▶ [Written task]:
Every record must be written out once more, with nothing added or omitted.

[Source data]
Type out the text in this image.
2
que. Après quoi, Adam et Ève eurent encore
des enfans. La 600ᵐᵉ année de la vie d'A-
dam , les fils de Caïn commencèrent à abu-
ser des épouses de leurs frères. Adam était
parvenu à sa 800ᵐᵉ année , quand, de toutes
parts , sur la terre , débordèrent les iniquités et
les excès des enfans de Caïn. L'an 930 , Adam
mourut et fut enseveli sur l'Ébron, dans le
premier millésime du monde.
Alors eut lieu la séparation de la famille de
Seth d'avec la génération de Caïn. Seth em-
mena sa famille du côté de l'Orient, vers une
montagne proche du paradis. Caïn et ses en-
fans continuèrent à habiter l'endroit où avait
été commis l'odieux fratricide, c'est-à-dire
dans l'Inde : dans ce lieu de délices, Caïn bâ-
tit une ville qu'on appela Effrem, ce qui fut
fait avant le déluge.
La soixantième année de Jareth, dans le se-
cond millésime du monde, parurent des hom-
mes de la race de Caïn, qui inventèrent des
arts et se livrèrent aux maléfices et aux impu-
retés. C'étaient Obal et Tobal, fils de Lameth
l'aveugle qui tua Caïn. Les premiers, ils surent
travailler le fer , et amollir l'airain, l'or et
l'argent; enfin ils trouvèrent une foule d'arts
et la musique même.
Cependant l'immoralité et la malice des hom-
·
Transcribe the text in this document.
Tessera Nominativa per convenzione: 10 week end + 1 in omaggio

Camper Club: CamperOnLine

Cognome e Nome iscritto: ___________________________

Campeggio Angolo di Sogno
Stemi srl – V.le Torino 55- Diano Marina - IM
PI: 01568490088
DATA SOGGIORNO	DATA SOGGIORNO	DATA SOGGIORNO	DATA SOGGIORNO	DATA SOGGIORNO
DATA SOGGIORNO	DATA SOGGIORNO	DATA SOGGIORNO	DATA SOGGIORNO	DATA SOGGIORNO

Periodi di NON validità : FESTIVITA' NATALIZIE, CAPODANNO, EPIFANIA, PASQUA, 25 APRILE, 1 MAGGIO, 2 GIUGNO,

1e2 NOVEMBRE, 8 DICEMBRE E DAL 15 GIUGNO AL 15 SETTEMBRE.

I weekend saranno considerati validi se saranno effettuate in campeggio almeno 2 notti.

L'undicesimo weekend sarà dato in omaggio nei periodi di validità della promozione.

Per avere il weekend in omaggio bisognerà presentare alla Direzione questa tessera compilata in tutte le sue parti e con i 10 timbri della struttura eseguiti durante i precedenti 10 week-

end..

▶ [Worked solution]:
Type out the text in this image.
2
que. Après quoi, Adam et Ève eurent encore
des enfans. La 600ᵐᵉ année de la vie d'A-
dam , les fils de Caïn commencèrent à abu-
ser des épouses de leurs frères. Adam était
parvenu à sa 800ᵐᵉ année , quand, de toutes
parts , sur la terre , débordèrent les iniquités et
les excès des enfans de Caïn. L'an 930 , Adam
mourut et fut enseveli sur l'Ébron, dans le
premier millésime du monde.
Alors eut lieu la séparation de la famille de
Seth d'avec la génération de Caïn. Seth em-
mena sa famille du côté de l'Orient, vers une
montagne proche du paradis. Caïn et ses en-
fans continuèrent à habiter l'endroit où avait
été commis l'odieux fratricide, c'est-à-dire
dans l'Inde : dans ce lieu de délices, Caïn bâ-
tit une ville qu'on appela Effrem, ce qui fut
fait avant le déluge.
La soixantième année de Jareth, dans le se-
cond millésime du monde, parurent des hom-
mes de la race de Caïn, qui inventèrent des
arts et se livrèrent aux maléfices et aux impu-
retés. C'étaient Obal et Tobal, fils de Lameth
l'aveugle qui tua Caïn. Les premiers, ils surent
travailler le fer , et amollir l'airain, l'or et
l'argent; enfin ils trouvèrent une foule d'arts
et la musique même.
Cependant l'immoralité et la malice des hom-
·
Transcribe the text in this document.
Tessera Nominativa per convenzione: 10 week end + 1 in omaggio

Camper Club: CamperOnLine

Cognome e Nome iscritto: ___________________________

Campeggio Angolo di Sogno
Stemi srl – V.le Torino 55- Diano Marina - IM
PI: 01568490088
DATA SOGGIORNO	DATA SOGGIORNO	DATA SOGGIORNO	DATA SOGGIORNO	DATA SOGGIORNO
DATA SOGGIORNO	DATA SOGGIORNO	DATA SOGGIORNO	DATA SOGGIORNO	DATA SOGGIORNO

Periodi di NON validità : FESTIVITA' NATALIZIE, CAPODANNO, EPIFANIA, PASQUA, 25 APRILE, 1 MAGGIO, 2 GIUGNO,

1e2 NOVEMBRE, 8 DICEMBRE E DAL 15 GIUGNO AL 15 SETTEMBRE.

I weekend saranno considerati validi se saranno effettuate in campeggio almeno 2 notti.

L'undicesimo weekend sarà dato in omaggio nei periodi di validità della promozione.

Per avere il weekend in omaggio bisognerà presentare alla Direzione questa tessera compilata in tutte le sue parti e con i 10 timbri della struttura eseguiti durante i precedenti 10 week-

end..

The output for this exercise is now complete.